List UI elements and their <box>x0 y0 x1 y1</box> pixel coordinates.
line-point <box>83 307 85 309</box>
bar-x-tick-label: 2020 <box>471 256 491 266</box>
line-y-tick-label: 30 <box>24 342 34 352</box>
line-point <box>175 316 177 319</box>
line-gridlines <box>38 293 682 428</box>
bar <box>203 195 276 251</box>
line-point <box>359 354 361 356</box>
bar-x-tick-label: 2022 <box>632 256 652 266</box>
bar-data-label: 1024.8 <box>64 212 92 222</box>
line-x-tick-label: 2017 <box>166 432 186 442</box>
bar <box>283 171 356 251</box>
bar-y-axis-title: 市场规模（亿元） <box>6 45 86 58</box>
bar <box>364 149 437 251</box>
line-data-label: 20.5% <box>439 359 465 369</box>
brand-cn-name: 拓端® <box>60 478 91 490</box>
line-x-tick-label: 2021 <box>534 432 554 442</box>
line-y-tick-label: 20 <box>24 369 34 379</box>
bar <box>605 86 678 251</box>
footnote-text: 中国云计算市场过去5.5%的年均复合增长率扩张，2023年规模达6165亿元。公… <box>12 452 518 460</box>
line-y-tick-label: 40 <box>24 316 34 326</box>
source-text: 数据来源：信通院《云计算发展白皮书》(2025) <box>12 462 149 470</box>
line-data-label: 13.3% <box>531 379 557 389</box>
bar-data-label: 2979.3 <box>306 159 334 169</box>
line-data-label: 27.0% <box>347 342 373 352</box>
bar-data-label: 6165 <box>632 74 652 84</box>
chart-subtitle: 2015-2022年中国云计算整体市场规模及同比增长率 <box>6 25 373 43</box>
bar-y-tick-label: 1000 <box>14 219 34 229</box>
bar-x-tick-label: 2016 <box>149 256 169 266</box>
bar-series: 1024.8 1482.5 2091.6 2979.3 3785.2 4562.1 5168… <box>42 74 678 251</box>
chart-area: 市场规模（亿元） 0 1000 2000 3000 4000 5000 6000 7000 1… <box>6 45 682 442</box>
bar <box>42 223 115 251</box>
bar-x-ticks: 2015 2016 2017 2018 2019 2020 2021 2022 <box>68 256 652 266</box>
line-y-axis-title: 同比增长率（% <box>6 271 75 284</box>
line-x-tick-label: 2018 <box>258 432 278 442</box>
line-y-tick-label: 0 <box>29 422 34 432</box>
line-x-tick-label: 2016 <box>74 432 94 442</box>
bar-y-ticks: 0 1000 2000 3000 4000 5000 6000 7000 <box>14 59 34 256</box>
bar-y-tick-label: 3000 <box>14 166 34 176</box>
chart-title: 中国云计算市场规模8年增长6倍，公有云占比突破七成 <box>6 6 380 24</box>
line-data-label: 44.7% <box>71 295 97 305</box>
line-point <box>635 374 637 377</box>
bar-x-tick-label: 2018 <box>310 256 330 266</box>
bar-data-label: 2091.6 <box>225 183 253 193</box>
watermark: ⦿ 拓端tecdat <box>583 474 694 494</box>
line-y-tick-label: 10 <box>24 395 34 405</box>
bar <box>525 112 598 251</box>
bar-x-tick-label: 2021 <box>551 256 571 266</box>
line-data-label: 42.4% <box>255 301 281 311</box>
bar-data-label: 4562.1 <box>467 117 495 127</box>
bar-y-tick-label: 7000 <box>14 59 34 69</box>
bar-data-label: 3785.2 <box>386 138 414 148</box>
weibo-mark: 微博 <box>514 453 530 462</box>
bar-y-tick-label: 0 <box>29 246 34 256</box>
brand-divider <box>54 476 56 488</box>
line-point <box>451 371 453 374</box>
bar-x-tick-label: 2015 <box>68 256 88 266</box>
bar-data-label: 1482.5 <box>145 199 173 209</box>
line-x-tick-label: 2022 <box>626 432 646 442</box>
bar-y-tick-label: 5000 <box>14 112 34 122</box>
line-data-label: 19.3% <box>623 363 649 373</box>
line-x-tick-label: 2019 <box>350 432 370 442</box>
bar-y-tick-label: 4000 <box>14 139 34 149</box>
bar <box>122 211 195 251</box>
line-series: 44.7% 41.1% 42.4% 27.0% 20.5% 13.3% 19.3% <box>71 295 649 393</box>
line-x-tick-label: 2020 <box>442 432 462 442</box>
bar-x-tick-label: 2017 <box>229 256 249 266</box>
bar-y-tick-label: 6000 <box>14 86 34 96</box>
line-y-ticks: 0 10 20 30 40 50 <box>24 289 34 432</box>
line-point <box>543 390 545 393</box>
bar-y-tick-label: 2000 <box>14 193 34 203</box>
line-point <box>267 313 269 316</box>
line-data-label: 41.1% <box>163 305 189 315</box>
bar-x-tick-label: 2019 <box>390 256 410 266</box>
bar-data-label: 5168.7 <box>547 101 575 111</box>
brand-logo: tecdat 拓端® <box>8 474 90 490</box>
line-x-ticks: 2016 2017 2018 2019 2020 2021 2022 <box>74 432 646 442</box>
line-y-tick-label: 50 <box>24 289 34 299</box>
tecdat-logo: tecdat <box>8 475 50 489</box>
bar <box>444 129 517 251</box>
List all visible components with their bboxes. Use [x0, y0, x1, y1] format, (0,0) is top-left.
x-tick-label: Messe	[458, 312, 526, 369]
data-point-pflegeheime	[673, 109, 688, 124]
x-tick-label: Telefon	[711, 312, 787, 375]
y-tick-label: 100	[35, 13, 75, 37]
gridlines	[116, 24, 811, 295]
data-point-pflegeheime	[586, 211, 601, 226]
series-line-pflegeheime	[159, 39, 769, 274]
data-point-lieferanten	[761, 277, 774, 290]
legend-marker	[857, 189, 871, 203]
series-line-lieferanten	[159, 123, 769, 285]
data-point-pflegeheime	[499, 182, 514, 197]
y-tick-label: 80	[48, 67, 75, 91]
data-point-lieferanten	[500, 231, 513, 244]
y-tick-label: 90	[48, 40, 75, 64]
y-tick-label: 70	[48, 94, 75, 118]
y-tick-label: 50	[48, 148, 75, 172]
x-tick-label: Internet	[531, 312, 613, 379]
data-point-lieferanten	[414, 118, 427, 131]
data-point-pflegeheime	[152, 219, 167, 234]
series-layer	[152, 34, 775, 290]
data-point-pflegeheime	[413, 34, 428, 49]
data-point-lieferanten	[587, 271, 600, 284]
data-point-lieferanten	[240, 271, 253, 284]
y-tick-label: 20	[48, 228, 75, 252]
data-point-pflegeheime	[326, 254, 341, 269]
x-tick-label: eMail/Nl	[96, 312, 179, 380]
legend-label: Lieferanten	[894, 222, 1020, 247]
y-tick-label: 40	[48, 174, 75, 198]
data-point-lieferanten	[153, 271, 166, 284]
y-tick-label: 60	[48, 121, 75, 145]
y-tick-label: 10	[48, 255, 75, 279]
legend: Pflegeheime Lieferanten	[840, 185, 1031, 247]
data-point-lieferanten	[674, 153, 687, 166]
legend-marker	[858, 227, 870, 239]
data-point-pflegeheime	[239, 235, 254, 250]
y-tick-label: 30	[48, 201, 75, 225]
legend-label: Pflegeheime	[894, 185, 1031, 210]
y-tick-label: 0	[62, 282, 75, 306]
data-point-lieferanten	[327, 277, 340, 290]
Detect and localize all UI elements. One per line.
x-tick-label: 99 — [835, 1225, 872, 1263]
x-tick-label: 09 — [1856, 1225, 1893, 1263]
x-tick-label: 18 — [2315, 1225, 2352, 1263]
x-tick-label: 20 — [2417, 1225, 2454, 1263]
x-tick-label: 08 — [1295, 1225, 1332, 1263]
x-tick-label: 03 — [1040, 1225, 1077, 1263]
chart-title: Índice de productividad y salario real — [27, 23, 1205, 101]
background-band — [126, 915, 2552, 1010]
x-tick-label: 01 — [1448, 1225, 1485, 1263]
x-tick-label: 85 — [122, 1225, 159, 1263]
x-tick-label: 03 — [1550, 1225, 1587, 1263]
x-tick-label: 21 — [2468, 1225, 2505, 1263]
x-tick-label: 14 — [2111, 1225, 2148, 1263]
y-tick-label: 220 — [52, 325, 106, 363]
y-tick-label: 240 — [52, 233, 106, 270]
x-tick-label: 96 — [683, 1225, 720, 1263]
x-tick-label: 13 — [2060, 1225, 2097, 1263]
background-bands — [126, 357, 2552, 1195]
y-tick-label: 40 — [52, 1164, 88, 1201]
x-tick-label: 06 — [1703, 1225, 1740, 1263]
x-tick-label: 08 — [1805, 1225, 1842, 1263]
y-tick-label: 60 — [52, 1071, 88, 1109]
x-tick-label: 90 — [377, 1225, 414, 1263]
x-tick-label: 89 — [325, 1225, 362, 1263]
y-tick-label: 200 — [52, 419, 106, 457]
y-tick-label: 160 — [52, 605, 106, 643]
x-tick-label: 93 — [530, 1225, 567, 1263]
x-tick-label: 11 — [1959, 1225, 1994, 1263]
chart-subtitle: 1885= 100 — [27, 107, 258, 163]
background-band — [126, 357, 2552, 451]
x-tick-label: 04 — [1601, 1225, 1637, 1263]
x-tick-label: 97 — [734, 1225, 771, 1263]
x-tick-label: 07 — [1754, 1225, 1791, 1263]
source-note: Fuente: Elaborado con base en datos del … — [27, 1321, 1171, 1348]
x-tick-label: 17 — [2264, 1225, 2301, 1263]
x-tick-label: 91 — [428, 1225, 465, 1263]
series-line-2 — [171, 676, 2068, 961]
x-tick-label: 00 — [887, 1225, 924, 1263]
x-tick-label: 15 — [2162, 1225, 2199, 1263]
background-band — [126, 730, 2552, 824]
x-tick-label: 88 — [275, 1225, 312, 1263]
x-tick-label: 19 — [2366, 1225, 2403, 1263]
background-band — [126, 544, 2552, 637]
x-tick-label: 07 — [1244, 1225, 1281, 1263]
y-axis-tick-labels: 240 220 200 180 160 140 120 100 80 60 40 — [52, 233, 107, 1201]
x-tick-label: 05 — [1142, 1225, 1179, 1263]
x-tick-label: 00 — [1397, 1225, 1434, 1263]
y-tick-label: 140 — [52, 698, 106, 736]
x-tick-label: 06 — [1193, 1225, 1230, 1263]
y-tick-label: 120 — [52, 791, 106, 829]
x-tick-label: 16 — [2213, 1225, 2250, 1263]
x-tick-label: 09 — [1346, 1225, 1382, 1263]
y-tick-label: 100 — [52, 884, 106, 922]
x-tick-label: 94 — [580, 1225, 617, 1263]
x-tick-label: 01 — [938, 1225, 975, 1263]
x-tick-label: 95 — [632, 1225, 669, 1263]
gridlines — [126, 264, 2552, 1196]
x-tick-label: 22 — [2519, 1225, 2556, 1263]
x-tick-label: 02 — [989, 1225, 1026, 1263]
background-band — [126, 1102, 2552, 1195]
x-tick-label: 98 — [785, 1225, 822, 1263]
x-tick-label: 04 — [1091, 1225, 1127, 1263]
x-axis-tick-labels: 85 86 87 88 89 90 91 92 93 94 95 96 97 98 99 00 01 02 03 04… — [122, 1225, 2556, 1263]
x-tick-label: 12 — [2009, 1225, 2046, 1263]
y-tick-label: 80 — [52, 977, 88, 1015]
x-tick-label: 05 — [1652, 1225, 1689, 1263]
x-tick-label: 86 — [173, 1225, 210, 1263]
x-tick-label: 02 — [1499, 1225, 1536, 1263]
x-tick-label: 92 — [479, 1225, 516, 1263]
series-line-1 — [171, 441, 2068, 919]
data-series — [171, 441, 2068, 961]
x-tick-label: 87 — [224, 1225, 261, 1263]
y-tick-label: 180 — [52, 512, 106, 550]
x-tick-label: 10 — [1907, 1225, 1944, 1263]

■ **Aufgabe**
Ermitteln Sie in den Einträgen oben jede Zeile, die die Zeichenfolge "brand" enthält, und schreiben Sie diese Zeilen unverändert ab.

■ **Endergebnis**
brand-cn-name: 拓端® <box>60 478 91 490</box>
brand-divider <box>54 476 56 488</box>
brand-logo: tecdat 拓端® <box>8 474 90 490</box>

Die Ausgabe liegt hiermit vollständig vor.